## Given instruction
Give only the number of lines in the data that contain the word "structured".

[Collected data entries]

__________________________________________________

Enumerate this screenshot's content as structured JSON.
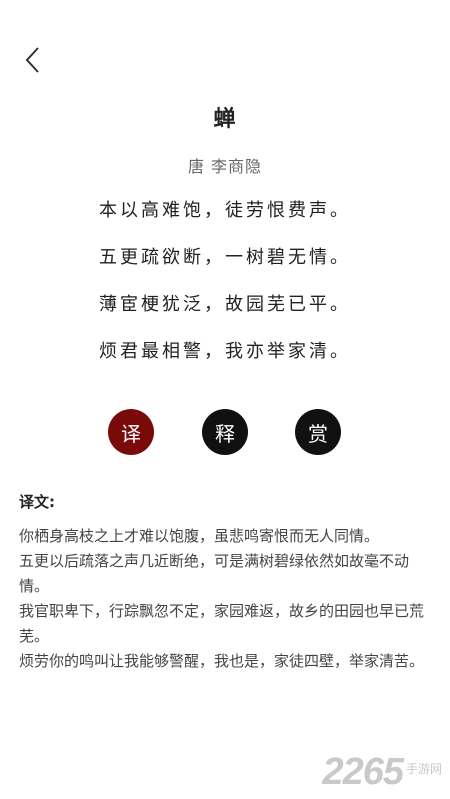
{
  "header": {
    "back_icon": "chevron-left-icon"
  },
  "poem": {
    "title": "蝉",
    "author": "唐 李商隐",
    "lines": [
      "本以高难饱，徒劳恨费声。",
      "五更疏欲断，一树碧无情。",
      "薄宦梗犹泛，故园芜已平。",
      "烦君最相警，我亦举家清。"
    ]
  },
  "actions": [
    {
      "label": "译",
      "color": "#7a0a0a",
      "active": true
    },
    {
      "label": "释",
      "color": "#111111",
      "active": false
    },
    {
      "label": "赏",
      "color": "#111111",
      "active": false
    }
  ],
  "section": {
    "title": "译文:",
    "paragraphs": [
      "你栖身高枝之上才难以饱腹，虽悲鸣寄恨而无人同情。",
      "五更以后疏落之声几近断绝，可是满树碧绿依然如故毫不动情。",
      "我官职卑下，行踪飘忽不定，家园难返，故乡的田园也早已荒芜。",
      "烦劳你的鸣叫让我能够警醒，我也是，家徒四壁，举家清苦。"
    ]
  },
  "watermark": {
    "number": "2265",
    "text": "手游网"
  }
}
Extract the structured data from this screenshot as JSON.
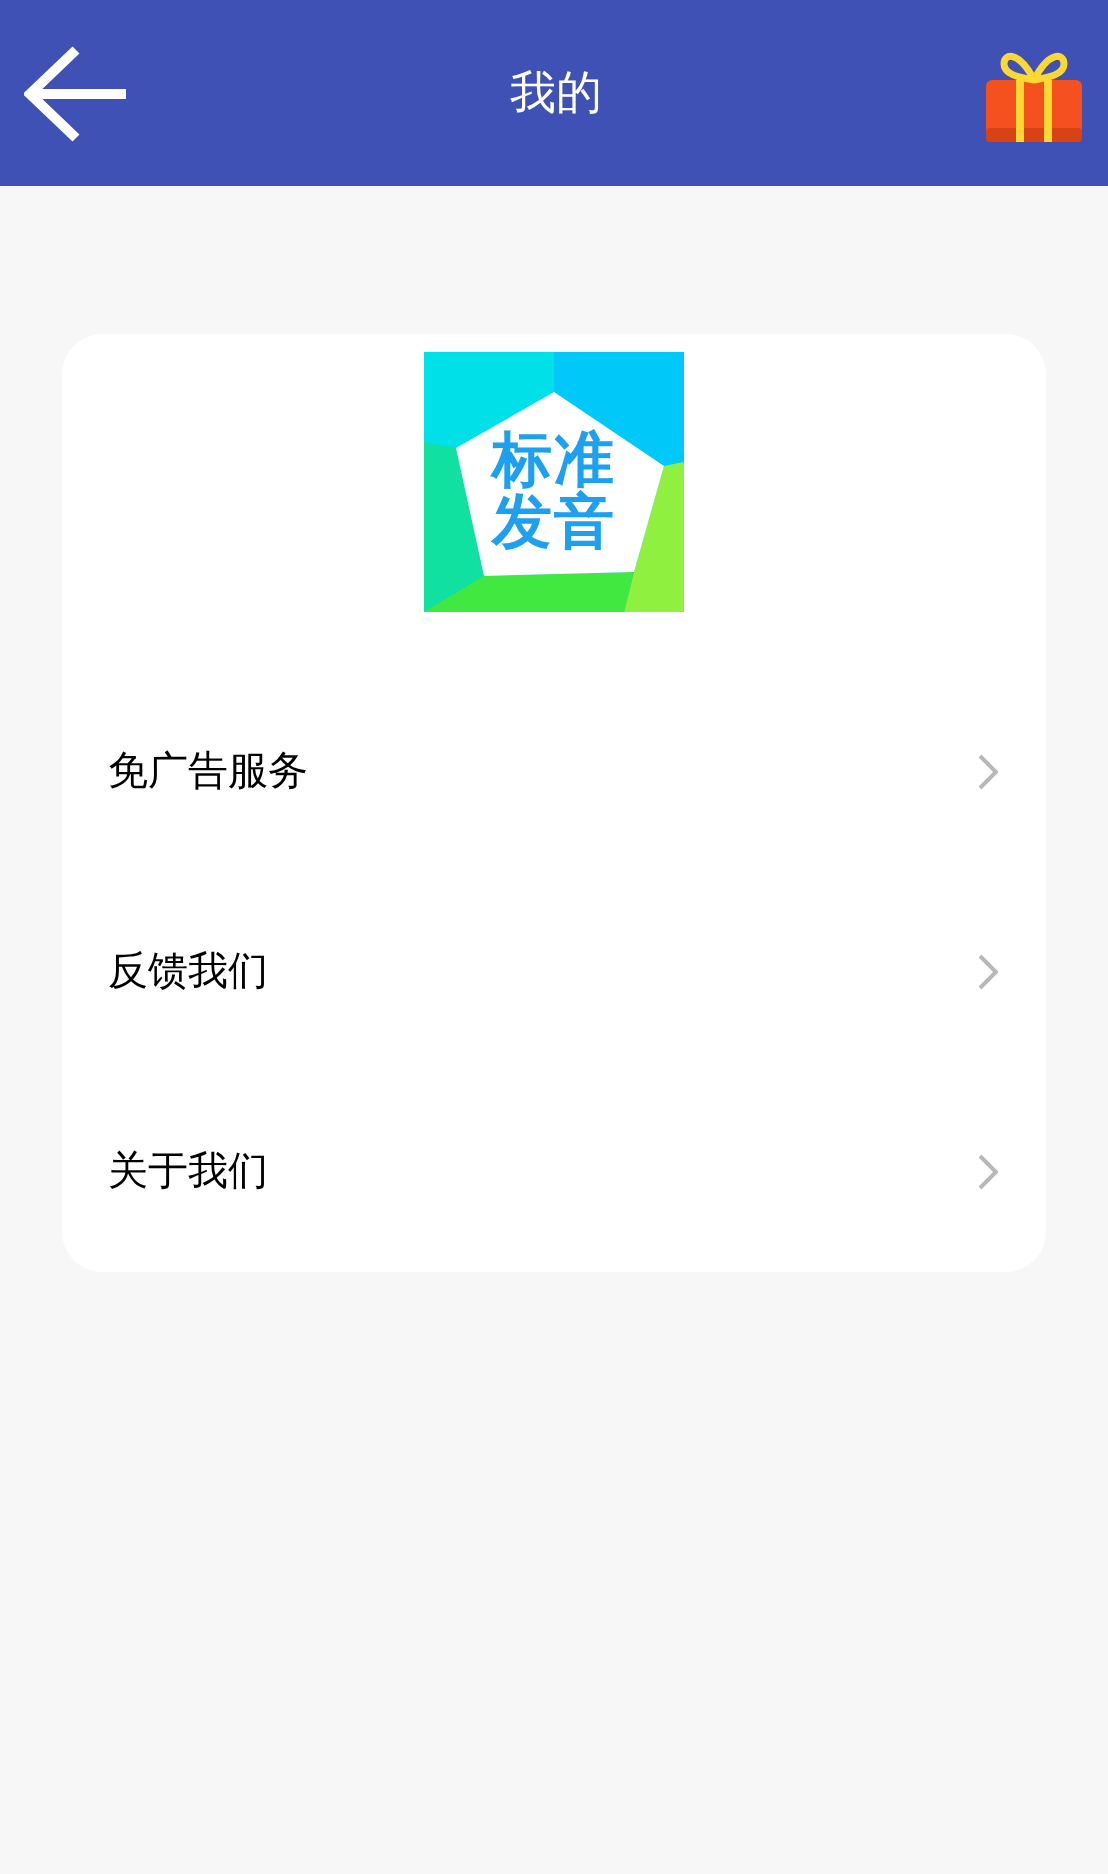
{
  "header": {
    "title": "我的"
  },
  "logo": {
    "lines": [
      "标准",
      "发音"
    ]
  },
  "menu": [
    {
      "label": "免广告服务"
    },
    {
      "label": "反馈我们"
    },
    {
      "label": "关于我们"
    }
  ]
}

__________________________________________________

## Exercise result
2